The entries below should be quoted exactly, with no pictures carried over.

·····

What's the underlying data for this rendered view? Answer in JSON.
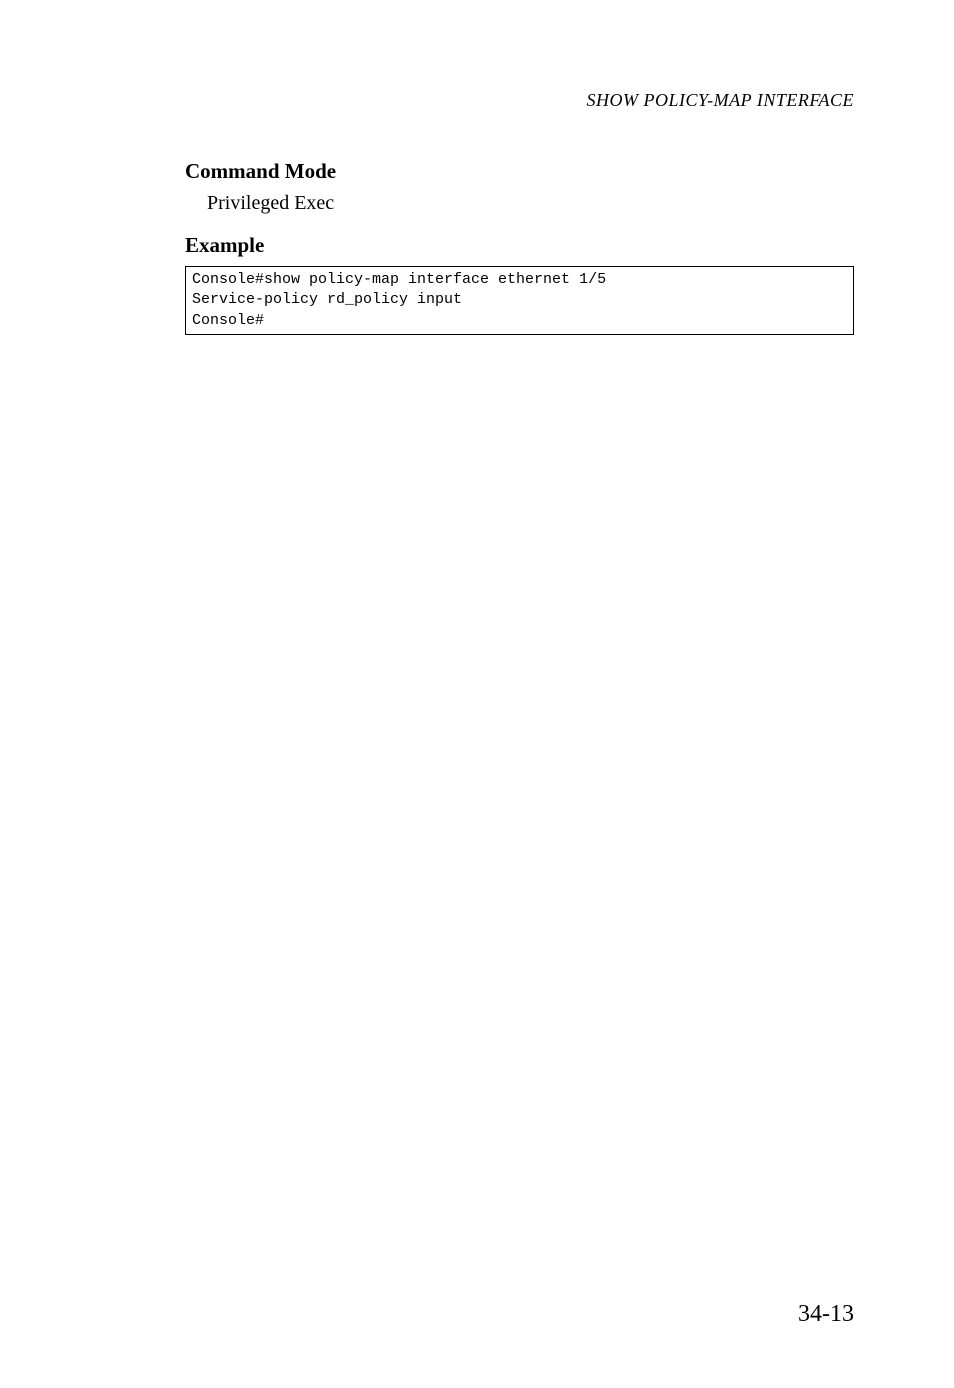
{
  "header": {
    "text": "SHOW POLICY-MAP INTERFACE"
  },
  "sections": {
    "command_mode": {
      "heading": "Command Mode",
      "text": "Privileged Exec"
    },
    "example": {
      "heading": "Example",
      "code": "Console#show policy-map interface ethernet 1/5\nService-policy rd_policy input\nConsole#"
    }
  },
  "page_number": "34-13"
}
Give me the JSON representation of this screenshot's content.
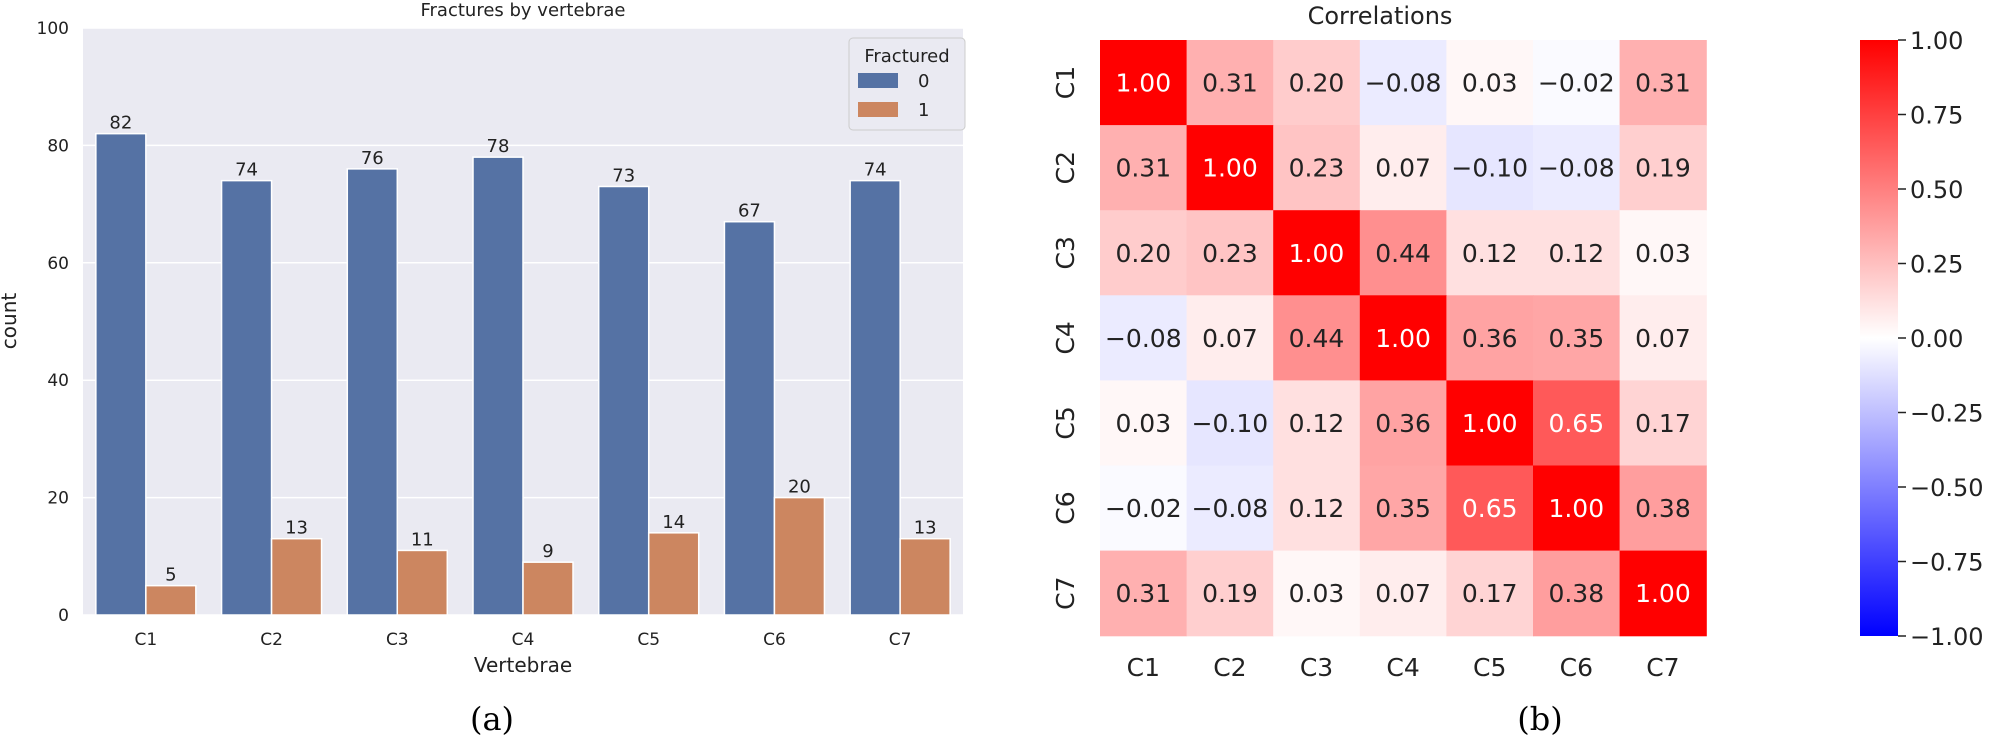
{
  "captions": {
    "left": "(a)",
    "right": "(b)"
  },
  "chart_data": [
    {
      "type": "bar",
      "title": "Fractures by vertebrae",
      "xlabel": "Vertebrae",
      "ylabel": "count",
      "ylim": [
        0,
        100
      ],
      "yticks": [
        0,
        20,
        40,
        60,
        80,
        100
      ],
      "categories": [
        "C1",
        "C2",
        "C3",
        "C4",
        "C5",
        "C6",
        "C7"
      ],
      "legend": {
        "title": "Fractured",
        "position": "top-right"
      },
      "grid": true,
      "series": [
        {
          "name": "0",
          "color": "#5572a4",
          "values": [
            82,
            74,
            76,
            78,
            73,
            67,
            74
          ]
        },
        {
          "name": "1",
          "color": "#cc8660",
          "values": [
            5,
            13,
            11,
            9,
            14,
            20,
            13
          ]
        }
      ]
    },
    {
      "type": "heatmap",
      "title": "Correlations",
      "rows": [
        "C1",
        "C2",
        "C3",
        "C4",
        "C5",
        "C6",
        "C7"
      ],
      "cols": [
        "C1",
        "C2",
        "C3",
        "C4",
        "C5",
        "C6",
        "C7"
      ],
      "values": [
        [
          1.0,
          0.31,
          0.2,
          -0.08,
          0.03,
          -0.02,
          0.31
        ],
        [
          0.31,
          1.0,
          0.23,
          0.07,
          -0.1,
          -0.08,
          0.19
        ],
        [
          0.2,
          0.23,
          1.0,
          0.44,
          0.12,
          0.12,
          0.03
        ],
        [
          -0.08,
          0.07,
          0.44,
          1.0,
          0.36,
          0.35,
          0.07
        ],
        [
          0.03,
          -0.1,
          0.12,
          0.36,
          1.0,
          0.65,
          0.17
        ],
        [
          -0.02,
          -0.08,
          0.12,
          0.35,
          0.65,
          1.0,
          0.38
        ],
        [
          0.31,
          0.19,
          0.03,
          0.07,
          0.17,
          0.38,
          1.0
        ]
      ],
      "colormap": "bwr",
      "vmin": -1.0,
      "vmax": 1.0,
      "colorbar_ticks": [
        "1.00",
        "0.75",
        "0.50",
        "0.25",
        "0.00",
        "−0.25",
        "−0.50",
        "−0.75",
        "−1.00"
      ]
    }
  ]
}
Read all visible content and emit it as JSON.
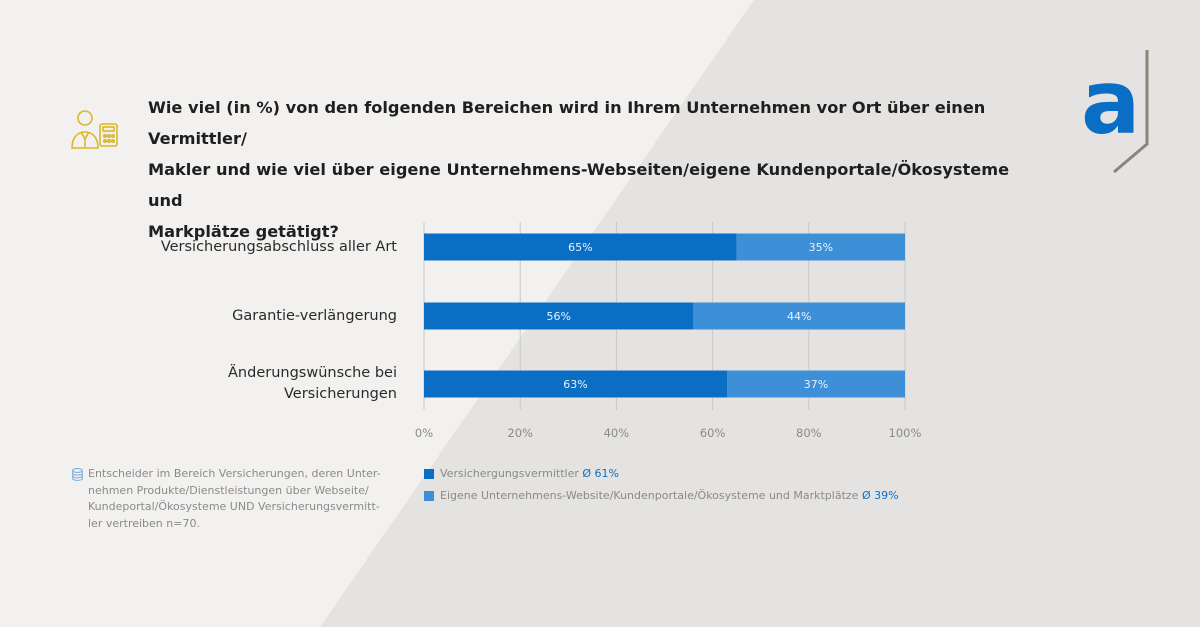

·····

TASK ANSWER:
What's the underlying data for this rendered view? Answer in JSON.
{
  "header": {
    "text": "SHOW POLICY-MAP INTERFACE"
  },
  "sections": {
    "command_mode": {
      "heading": "Command Mode",
      "text": "Privileged Exec"
    },
    "example": {
      "heading": "Example",
      "code": "Console#show policy-map interface ethernet 1/5\nService-policy rd_policy input\nConsole#"
    }
  },
  "page_number": "34-13"
}
Give me the JSON representation of this screenshot's content.
{
  "captions": {
    "left": "(a)",
    "right": "(b)"
  },
  "chart_data": [
    {
      "type": "bar",
      "title": "Fractures by vertebrae",
      "xlabel": "Vertebrae",
      "ylabel": "count",
      "ylim": [
        0,
        100
      ],
      "yticks": [
        0,
        20,
        40,
        60,
        80,
        100
      ],
      "categories": [
        "C1",
        "C2",
        "C3",
        "C4",
        "C5",
        "C6",
        "C7"
      ],
      "legend": {
        "title": "Fractured",
        "position": "top-right"
      },
      "grid": true,
      "series": [
        {
          "name": "0",
          "color": "#5572a4",
          "values": [
            82,
            74,
            76,
            78,
            73,
            67,
            74
          ]
        },
        {
          "name": "1",
          "color": "#cc8660",
          "values": [
            5,
            13,
            11,
            9,
            14,
            20,
            13
          ]
        }
      ]
    },
    {
      "type": "heatmap",
      "title": "Correlations",
      "rows": [
        "C1",
        "C2",
        "C3",
        "C4",
        "C5",
        "C6",
        "C7"
      ],
      "cols": [
        "C1",
        "C2",
        "C3",
        "C4",
        "C5",
        "C6",
        "C7"
      ],
      "values": [
        [
          1.0,
          0.31,
          0.2,
          -0.08,
          0.03,
          -0.02,
          0.31
        ],
        [
          0.31,
          1.0,
          0.23,
          0.07,
          -0.1,
          -0.08,
          0.19
        ],
        [
          0.2,
          0.23,
          1.0,
          0.44,
          0.12,
          0.12,
          0.03
        ],
        [
          -0.08,
          0.07,
          0.44,
          1.0,
          0.36,
          0.35,
          0.07
        ],
        [
          0.03,
          -0.1,
          0.12,
          0.36,
          1.0,
          0.65,
          0.17
        ],
        [
          -0.02,
          -0.08,
          0.12,
          0.35,
          0.65,
          1.0,
          0.38
        ],
        [
          0.31,
          0.19,
          0.03,
          0.07,
          0.17,
          0.38,
          1.0
        ]
      ],
      "colormap": "bwr",
      "vmin": -1.0,
      "vmax": 1.0,
      "colorbar_ticks": [
        "1.00",
        "0.75",
        "0.50",
        "0.25",
        "0.00",
        "−0.25",
        "−0.50",
        "−0.75",
        "−1.00"
      ]
    }
  ]
}
Read all visible content and emit it as JSON.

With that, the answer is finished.